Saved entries
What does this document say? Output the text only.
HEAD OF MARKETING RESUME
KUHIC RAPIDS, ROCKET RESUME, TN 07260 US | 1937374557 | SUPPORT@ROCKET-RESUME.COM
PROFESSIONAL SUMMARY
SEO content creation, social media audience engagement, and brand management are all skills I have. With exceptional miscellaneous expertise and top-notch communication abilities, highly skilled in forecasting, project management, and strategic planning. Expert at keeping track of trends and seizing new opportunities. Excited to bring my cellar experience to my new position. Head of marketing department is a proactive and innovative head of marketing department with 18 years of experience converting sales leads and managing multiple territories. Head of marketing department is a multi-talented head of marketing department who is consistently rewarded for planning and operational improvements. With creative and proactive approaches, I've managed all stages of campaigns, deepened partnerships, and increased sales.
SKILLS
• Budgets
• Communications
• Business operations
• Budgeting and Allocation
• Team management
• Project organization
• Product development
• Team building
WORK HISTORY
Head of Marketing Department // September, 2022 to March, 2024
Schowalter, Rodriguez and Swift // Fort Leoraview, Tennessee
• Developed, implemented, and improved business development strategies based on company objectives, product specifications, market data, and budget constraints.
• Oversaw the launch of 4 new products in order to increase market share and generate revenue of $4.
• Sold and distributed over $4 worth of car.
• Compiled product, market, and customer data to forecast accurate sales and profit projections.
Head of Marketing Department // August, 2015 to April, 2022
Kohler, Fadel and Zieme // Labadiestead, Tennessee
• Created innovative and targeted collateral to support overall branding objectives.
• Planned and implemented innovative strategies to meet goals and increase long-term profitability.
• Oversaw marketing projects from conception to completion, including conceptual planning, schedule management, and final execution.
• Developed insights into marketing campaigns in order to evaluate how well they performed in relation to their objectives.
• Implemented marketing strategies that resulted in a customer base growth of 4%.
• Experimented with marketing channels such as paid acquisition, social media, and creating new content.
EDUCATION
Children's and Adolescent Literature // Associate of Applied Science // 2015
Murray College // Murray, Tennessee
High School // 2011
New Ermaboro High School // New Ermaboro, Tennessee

» **WRITTEN TASK**
Quote all the records exactly, please, leaving none out.

» **THE OUTPUT**
What does this document say? Output the text only.
HEAD OF MARKETING RESUME
KUHIC RAPIDS, ROCKET RESUME, TN 07260 US | 1937374557 | SUPPORT@ROCKET-RESUME.COM
PROFESSIONAL SUMMARY
SEO content creation, social media audience engagement, and brand management are all skills I have. With exceptional miscellaneous expertise and top-notch communication abilities, highly skilled in forecasting, project management, and strategic planning. Expert at keeping track of trends and seizing new opportunities. Excited to bring my cellar experience to my new position. Head of marketing department is a proactive and innovative head of marketing department with 18 years of experience converting sales leads and managing multiple territories. Head of marketing department is a multi-talented head of marketing department who is consistently rewarded for planning and operational improvements. With creative and proactive approaches, I've managed all stages of campaigns, deepened partnerships, and increased sales.
SKILLS
• Budgets
• Communications
• Business operations
• Budgeting and Allocation
• Team management
• Project organization
• Product development
• Team building
WORK HISTORY
Head of Marketing Department // September, 2022 to March, 2024
Schowalter, Rodriguez and Swift // Fort Leoraview, Tennessee
• Developed, implemented, and improved business development strategies based on company objectives, product specifications, market data, and budget constraints.
• Oversaw the launch of 4 new products in order to increase market share and generate revenue of $4.
• Sold and distributed over $4 worth of car.
• Compiled product, market, and customer data to forecast accurate sales and profit projections.
Head of Marketing Department // August, 2015 to April, 2022
Kohler, Fadel and Zieme // Labadiestead, Tennessee
• Created innovative and targeted collateral to support overall branding objectives.
• Planned and implemented innovative strategies to meet goals and increase long-term profitability.
• Oversaw marketing projects from conception to completion, including conceptual planning, schedule management, and final execution.
• Developed insights into marketing campaigns in order to evaluate how well they performed in relation to their objectives.
• Implemented marketing strategies that resulted in a customer base growth of 4%.
• Experimented with marketing channels such as paid acquisition, social media, and creating new content.
EDUCATION
Children's and Adolescent Literature // Associate of Applied Science // 2015
Murray College // Murray, Tennessee
High School // 2011
New Ermaboro High School // New Ermaboro, Tennessee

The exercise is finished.